● **Directions**: Extract each line from the entries below that has the string "structured" in it.

● **Raw data**:
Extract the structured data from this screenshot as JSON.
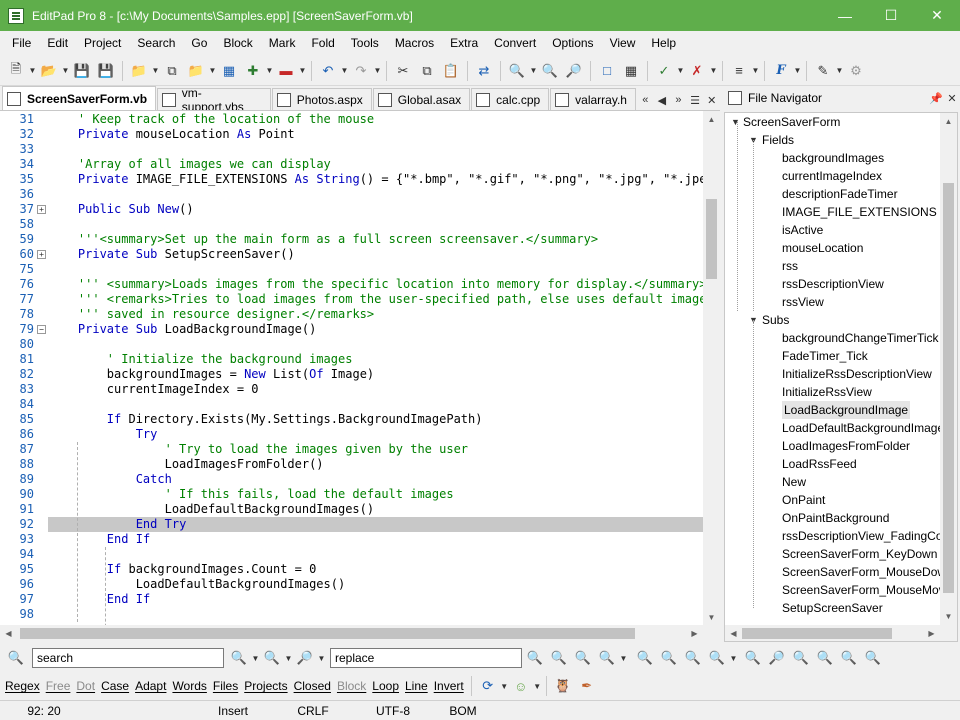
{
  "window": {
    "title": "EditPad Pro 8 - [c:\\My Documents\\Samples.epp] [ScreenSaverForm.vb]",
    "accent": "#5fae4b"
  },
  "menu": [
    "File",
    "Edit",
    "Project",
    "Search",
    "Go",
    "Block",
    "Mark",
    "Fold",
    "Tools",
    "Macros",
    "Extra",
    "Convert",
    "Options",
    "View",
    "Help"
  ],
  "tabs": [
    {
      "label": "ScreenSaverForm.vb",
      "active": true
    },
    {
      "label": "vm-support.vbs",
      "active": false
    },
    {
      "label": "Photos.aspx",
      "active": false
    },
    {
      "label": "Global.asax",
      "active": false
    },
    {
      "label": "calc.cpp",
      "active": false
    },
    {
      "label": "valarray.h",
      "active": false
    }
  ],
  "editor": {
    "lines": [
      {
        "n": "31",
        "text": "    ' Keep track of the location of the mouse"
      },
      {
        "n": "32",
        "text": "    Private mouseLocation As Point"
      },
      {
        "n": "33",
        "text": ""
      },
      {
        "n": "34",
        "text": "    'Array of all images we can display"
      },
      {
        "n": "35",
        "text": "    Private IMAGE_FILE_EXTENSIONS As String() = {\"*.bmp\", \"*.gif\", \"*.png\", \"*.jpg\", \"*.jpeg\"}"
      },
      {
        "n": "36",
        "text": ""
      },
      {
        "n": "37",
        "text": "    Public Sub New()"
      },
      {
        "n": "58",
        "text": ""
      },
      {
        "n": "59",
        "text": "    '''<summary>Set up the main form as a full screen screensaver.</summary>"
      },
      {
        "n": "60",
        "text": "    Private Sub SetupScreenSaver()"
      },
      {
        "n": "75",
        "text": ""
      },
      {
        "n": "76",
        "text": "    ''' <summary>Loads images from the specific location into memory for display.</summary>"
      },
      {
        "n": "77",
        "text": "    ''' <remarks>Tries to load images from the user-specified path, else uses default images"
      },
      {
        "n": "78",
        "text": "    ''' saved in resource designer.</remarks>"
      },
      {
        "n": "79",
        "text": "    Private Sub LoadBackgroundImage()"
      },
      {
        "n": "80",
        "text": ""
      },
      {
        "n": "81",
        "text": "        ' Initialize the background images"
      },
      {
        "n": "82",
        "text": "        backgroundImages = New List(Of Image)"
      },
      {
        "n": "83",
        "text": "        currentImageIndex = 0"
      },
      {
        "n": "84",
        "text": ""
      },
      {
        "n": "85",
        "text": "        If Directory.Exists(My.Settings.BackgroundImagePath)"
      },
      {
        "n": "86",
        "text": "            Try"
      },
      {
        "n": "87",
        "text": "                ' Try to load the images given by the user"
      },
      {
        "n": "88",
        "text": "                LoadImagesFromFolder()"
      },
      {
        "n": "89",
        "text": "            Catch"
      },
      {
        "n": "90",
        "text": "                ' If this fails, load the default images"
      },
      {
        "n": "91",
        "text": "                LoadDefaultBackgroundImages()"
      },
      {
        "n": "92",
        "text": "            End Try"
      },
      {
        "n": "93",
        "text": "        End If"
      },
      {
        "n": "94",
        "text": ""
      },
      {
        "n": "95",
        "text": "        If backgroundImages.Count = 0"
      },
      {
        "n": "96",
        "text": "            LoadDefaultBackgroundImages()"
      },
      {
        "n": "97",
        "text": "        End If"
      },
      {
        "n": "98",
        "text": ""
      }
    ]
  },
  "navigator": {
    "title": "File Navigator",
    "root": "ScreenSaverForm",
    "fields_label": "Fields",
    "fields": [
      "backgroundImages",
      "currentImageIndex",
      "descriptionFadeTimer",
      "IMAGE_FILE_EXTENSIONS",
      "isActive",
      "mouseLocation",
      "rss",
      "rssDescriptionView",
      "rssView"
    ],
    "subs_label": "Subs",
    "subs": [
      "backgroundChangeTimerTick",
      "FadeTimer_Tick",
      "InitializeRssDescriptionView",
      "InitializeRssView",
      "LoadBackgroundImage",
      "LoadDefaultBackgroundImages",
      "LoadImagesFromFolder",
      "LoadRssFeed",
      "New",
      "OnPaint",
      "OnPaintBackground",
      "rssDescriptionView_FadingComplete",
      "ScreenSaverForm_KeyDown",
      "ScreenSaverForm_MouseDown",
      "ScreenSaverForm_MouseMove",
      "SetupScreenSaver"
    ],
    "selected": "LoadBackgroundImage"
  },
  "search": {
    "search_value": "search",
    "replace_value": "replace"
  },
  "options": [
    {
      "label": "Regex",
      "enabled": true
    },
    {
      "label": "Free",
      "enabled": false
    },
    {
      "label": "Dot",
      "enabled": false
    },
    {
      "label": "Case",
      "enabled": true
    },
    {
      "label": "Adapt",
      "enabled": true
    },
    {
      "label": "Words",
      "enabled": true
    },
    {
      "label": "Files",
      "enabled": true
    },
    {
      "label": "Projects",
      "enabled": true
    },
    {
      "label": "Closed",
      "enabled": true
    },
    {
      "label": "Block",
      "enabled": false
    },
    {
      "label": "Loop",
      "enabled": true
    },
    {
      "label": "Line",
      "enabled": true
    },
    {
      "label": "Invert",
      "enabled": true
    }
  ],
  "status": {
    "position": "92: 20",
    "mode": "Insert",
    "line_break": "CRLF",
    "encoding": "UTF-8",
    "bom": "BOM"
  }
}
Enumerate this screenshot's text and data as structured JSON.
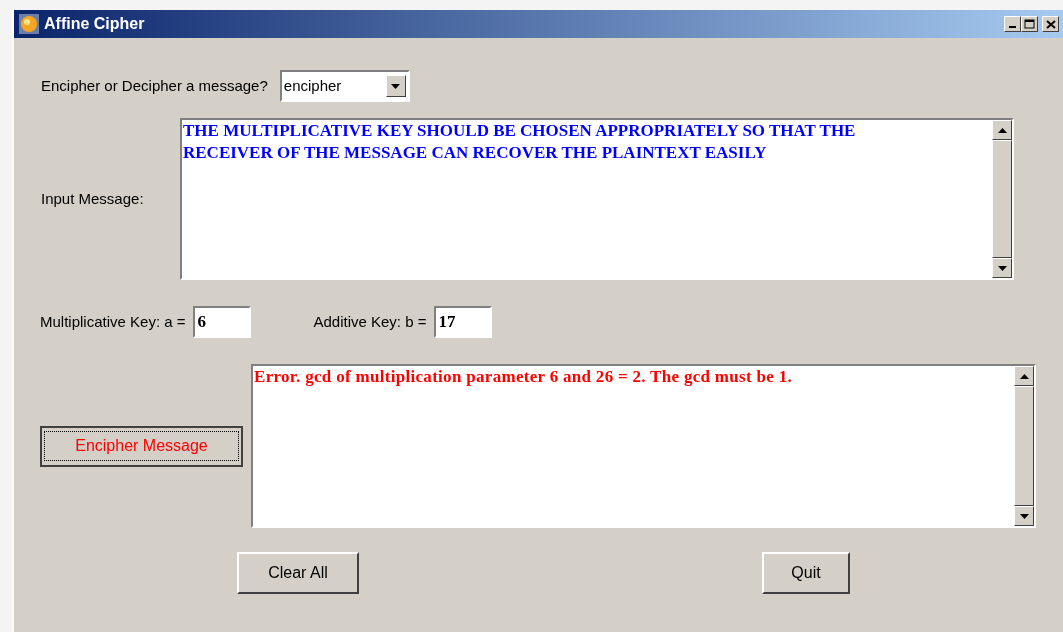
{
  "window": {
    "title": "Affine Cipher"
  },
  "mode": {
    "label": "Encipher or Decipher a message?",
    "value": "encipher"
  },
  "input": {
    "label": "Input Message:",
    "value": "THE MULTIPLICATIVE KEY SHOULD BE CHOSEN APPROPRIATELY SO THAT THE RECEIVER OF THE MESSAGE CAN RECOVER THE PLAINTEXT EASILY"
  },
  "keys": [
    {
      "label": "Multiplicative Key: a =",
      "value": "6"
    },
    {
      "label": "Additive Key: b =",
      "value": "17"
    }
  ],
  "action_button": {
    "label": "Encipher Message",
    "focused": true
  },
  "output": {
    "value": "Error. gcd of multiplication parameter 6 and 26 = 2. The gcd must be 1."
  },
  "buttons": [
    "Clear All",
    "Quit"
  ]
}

● **Response**:
Extract the structured data from this screenshot as JSON.
Enumerate this screenshot's text and data as structured JSON.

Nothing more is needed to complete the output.